■ PROBLEM DETAILS
Write out the entire listing below exactly, with the pictures left out.
[Start RAW DATA]
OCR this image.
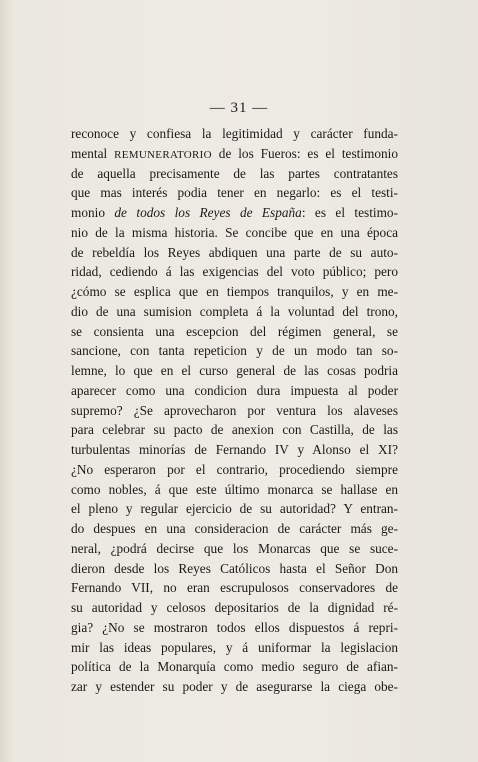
— 31 —
reconoce y confiesa la legitimidad y carácter funda-
mental REMUNERATORIO de los Fueros: es el testimonio
de aquella precisamente de las partes contratantes
que mas interés podia tener en negarlo: es el testi-
monio de todos los Reyes de España: es el testimo-
nio de la misma historia. Se concibe que en una época
de rebeldía los Reyes abdiquen una parte de su auto-
ridad, cediendo á las exigencias del voto público; pero
¿cómo se esplica que en tiempos tranquilos, y en me-
dio de una sumision completa á la voluntad del trono,
se consienta una escepcion del régimen general, se
sancione, con tanta repeticion y de un modo tan so-
lemne, lo que en el curso general de las cosas podria
aparecer como una condicion dura impuesta al poder
supremo? ¿Se aprovecharon por ventura los alaveses
para celebrar su pacto de anexion con Castilla, de las
turbulentas minorías de Fernando IV y Alonso el XI?
¿No esperaron por el contrario, procediendo siempre
como nobles, á que este último monarca se hallase en
el pleno y regular ejercicio de su autoridad? Y entran-
do despues en una consideracion de carácter más ge-
neral, ¿podrá decirse que los Monarcas que se suce-
dieron desde los Reyes Católicos hasta el Señor Don
Fernando VII, no eran escrupulosos conservadores de
su autoridad y celosos depositarios de la dignidad ré-
gia? ¿No se mostraron todos ellos dispuestos á repri-
mir las ideas populares, y á uniformar la legislacion
política de la Monarquía como medio seguro de afian-
zar y estender su poder y de asegurarse la ciega obe-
[End RAW DATA]
■ FINISHED ANSWER
OCR this image.
— 31 —
reconoce y confiesa la legitimidad y carácter funda-
mental REMUNERATORIO de los Fueros: es el testimonio
de aquella precisamente de las partes contratantes
que mas interés podia tener en negarlo: es el testi-
monio de todos los Reyes de España: es el testimo-
nio de la misma historia. Se concibe que en una época
de rebeldía los Reyes abdiquen una parte de su auto-
ridad, cediendo á las exigencias del voto público; pero
¿cómo se esplica que en tiempos tranquilos, y en me-
dio de una sumision completa á la voluntad del trono,
se consienta una escepcion del régimen general, se
sancione, con tanta repeticion y de un modo tan so-
lemne, lo que en el curso general de las cosas podria
aparecer como una condicion dura impuesta al poder
supremo? ¿Se aprovecharon por ventura los alaveses
para celebrar su pacto de anexion con Castilla, de las
turbulentas minorías de Fernando IV y Alonso el XI?
¿No esperaron por el contrario, procediendo siempre
como nobles, á que este último monarca se hallase en
el pleno y regular ejercicio de su autoridad? Y entran-
do despues en una consideracion de carácter más ge-
neral, ¿podrá decirse que los Monarcas que se suce-
dieron desde los Reyes Católicos hasta el Señor Don
Fernando VII, no eran escrupulosos conservadores de
su autoridad y celosos depositarios de la dignidad ré-
gia? ¿No se mostraron todos ellos dispuestos á repri-
mir las ideas populares, y á uniformar la legislacion
política de la Monarquía como medio seguro de afian-
zar y estender su poder y de asegurarse la ciega obe-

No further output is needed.